(A block of data)

══════

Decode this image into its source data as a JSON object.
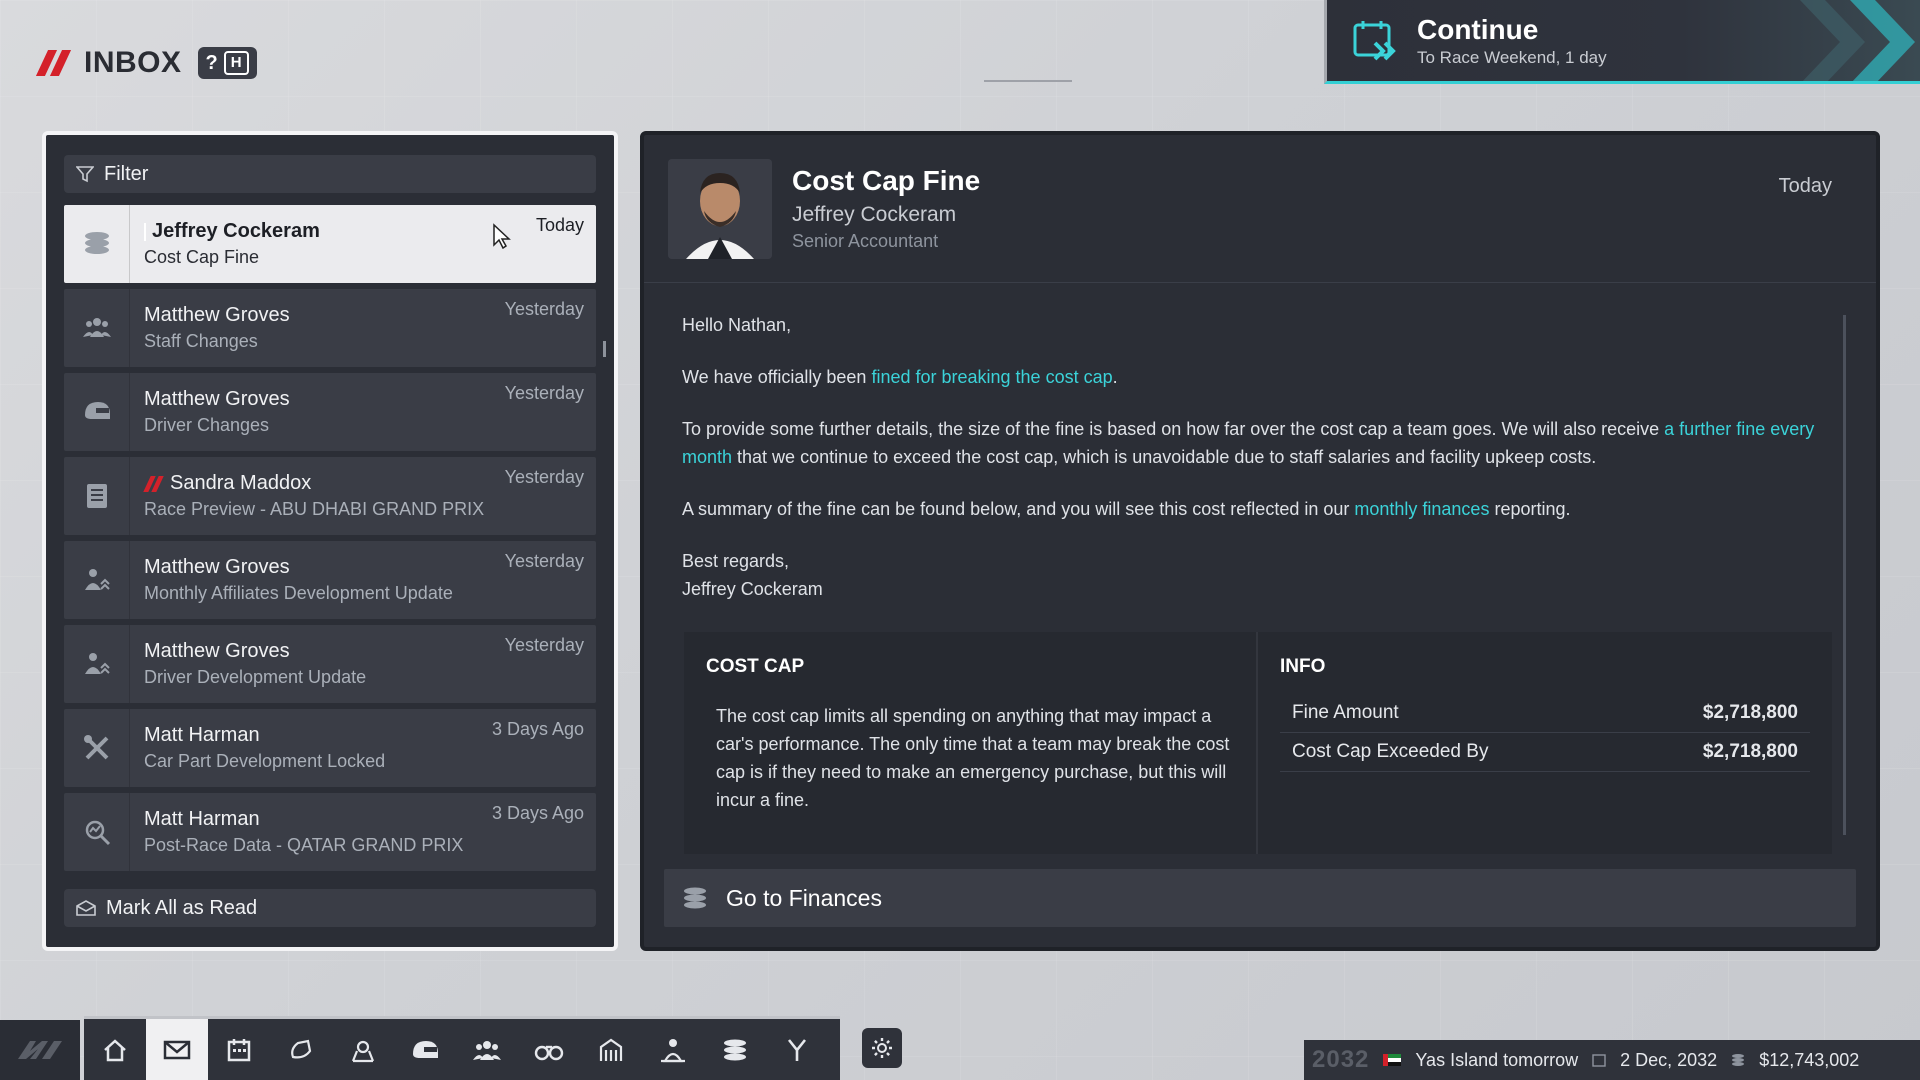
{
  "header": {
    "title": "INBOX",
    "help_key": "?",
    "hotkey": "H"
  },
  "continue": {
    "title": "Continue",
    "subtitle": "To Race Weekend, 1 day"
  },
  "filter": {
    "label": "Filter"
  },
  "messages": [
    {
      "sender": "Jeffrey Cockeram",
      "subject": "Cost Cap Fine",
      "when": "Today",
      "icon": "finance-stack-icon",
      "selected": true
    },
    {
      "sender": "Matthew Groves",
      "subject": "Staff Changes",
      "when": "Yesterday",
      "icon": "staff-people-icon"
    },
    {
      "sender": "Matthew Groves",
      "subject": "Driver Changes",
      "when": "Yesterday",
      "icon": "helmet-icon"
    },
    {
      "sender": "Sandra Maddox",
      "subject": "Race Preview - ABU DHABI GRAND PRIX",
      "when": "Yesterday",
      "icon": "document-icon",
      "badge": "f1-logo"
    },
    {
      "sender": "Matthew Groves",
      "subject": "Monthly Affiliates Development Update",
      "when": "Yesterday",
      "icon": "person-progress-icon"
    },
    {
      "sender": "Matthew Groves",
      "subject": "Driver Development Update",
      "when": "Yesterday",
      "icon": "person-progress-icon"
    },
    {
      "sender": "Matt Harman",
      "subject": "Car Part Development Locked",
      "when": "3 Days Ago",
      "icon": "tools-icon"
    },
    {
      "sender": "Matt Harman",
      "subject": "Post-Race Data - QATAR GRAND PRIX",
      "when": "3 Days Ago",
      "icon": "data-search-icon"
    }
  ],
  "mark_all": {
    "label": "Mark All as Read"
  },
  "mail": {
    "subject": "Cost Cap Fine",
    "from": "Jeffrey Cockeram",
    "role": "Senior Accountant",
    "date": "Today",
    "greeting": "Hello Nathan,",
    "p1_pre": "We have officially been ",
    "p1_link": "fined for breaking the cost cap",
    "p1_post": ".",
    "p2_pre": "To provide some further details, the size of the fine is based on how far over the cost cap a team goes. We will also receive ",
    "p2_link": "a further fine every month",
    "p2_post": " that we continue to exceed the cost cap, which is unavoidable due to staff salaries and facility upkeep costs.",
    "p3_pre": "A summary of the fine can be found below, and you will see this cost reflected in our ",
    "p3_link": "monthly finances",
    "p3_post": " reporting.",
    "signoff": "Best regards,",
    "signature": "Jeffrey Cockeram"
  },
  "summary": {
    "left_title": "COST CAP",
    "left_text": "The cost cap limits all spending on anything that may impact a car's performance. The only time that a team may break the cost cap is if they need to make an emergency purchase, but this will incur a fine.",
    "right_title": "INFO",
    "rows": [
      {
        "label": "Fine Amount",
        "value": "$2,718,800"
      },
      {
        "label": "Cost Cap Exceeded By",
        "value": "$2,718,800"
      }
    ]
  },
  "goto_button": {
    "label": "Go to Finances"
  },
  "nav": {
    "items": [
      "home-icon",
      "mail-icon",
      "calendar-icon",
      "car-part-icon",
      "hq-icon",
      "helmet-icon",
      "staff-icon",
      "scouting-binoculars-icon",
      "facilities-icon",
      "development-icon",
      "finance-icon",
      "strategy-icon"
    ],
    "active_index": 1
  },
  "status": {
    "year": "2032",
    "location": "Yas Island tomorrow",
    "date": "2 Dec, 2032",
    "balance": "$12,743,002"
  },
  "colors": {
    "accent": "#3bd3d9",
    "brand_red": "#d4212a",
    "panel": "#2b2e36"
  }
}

══════

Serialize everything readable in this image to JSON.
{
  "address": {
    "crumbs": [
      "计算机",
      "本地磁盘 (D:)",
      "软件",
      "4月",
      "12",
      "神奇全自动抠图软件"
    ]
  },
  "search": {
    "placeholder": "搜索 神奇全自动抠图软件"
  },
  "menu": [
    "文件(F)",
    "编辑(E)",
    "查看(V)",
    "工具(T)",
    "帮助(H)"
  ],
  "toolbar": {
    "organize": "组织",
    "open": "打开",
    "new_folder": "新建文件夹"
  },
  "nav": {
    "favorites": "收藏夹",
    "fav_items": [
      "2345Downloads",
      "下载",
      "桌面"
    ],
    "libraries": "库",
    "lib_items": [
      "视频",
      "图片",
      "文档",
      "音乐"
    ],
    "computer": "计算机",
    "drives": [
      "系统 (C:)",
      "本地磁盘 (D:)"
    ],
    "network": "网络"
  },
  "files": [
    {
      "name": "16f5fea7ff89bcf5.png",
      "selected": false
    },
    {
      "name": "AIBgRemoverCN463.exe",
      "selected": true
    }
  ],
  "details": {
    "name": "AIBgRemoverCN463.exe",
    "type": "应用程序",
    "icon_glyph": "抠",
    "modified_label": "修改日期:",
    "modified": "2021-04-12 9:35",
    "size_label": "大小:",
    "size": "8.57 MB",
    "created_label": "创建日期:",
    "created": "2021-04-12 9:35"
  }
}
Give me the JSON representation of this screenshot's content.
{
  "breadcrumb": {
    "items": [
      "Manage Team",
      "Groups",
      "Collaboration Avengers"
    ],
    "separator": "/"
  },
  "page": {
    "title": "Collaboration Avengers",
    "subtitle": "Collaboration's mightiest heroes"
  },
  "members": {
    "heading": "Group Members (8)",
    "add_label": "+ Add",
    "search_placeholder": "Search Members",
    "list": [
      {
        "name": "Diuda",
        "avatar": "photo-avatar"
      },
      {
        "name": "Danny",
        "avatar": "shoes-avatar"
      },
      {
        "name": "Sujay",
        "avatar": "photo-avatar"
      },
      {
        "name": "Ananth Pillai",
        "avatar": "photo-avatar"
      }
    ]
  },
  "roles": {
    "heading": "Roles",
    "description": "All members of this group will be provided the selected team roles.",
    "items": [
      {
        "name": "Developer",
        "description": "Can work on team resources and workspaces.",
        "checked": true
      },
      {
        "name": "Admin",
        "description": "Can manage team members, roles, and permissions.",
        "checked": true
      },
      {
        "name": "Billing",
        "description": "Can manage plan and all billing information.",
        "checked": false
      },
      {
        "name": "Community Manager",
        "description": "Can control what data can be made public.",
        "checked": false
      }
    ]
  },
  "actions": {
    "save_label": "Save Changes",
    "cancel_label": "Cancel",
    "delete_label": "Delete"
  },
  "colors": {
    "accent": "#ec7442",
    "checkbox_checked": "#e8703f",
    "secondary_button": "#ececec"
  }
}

══════

### EXERCISE DESCRIPTION
Take every line from the data that contains the word "further".

### RESULT OF THE TASK
    "p2_pre": "To provide some further details, the size of the fine is based on how far over the cost cap a team goes. We will also receive ",
    "p2_link": "a further fine every month",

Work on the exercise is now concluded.